Annotated element entries

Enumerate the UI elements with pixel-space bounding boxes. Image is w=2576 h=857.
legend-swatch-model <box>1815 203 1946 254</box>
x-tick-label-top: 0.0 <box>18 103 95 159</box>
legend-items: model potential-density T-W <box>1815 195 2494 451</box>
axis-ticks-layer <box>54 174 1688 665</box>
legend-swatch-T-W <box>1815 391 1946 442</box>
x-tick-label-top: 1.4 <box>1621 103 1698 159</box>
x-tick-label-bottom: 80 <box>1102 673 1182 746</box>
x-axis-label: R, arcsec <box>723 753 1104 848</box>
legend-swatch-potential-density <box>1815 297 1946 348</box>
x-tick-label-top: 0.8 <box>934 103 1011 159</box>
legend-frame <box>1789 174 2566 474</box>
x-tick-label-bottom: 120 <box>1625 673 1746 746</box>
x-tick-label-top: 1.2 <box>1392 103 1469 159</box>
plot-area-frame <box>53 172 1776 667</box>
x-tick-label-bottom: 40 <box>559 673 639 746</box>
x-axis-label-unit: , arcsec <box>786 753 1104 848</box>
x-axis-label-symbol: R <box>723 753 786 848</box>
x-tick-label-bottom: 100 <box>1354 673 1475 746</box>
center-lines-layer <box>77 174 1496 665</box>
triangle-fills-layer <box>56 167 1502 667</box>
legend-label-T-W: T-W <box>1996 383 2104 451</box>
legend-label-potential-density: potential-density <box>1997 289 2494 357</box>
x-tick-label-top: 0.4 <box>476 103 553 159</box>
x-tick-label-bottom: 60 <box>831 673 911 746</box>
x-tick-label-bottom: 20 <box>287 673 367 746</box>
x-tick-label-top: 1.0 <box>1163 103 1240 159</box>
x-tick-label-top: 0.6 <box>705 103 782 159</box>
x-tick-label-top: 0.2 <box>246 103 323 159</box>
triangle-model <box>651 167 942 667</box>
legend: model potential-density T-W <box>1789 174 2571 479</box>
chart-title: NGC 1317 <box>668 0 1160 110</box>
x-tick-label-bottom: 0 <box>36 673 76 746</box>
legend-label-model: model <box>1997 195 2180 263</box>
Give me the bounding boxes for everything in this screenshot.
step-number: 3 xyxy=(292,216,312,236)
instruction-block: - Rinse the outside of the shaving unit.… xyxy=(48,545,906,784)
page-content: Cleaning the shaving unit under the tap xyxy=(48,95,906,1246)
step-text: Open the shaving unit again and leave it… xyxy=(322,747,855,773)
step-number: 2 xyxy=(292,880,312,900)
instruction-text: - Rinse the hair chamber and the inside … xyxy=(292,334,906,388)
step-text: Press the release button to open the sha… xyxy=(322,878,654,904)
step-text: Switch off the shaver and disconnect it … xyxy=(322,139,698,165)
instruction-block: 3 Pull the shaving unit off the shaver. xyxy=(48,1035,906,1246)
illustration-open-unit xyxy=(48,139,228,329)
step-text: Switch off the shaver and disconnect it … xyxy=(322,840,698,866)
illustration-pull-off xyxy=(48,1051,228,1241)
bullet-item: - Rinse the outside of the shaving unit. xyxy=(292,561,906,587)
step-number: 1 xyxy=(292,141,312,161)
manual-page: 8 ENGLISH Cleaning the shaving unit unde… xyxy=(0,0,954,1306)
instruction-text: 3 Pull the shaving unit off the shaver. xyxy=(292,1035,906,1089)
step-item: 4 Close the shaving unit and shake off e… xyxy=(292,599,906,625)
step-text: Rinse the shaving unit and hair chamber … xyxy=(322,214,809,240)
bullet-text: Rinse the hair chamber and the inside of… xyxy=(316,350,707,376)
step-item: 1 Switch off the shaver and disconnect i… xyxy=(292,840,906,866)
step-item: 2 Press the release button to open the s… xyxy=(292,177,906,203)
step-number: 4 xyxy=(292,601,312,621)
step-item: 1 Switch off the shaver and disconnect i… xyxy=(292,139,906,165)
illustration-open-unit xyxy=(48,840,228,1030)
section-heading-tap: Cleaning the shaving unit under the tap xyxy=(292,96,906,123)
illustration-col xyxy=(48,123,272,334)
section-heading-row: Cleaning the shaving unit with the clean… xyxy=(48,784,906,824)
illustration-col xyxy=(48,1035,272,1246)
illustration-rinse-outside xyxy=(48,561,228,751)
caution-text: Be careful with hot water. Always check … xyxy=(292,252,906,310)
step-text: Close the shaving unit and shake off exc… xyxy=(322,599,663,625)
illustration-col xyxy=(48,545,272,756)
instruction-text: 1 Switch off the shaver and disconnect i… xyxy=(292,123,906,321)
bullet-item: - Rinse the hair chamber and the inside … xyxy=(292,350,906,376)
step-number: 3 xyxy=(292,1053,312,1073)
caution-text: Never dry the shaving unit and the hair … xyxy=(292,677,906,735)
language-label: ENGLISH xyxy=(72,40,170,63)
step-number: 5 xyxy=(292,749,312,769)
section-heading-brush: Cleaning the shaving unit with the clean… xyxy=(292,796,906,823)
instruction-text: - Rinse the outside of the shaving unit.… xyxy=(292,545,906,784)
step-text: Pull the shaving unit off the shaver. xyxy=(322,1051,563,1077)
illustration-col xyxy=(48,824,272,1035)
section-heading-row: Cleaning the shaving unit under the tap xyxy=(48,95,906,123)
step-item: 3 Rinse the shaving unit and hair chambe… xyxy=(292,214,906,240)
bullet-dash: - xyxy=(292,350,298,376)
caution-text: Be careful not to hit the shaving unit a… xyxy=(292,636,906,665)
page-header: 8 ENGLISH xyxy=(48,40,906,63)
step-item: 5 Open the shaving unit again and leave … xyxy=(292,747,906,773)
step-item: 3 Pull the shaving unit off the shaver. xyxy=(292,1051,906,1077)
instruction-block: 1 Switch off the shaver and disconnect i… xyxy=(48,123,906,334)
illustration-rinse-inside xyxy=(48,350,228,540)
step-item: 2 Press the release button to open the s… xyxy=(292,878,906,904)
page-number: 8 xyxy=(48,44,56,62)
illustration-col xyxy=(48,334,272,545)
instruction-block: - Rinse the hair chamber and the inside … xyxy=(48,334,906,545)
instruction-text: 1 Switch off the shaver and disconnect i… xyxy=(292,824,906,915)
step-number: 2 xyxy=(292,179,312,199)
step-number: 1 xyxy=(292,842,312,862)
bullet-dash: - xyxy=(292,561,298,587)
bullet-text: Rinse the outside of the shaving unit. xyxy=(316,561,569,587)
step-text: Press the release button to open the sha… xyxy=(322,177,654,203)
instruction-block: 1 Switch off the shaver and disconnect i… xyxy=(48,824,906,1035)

:: GOAL ::
Please pull out every line of the material that contains the string "bullet", treating uppercase and lowercase letters as distinct.

:: THE REPLY ::
bullet-item: - Rinse the outside of the shaving unit. xyxy=(292,561,906,587)
bullet-text: Rinse the hair chamber and the inside of… xyxy=(316,350,707,376)
bullet-item: - Rinse the hair chamber and the inside … xyxy=(292,350,906,376)
bullet-dash: - xyxy=(292,350,298,376)
bullet-dash: - xyxy=(292,561,298,587)
bullet-text: Rinse the outside of the shaving unit. xyxy=(316,561,569,587)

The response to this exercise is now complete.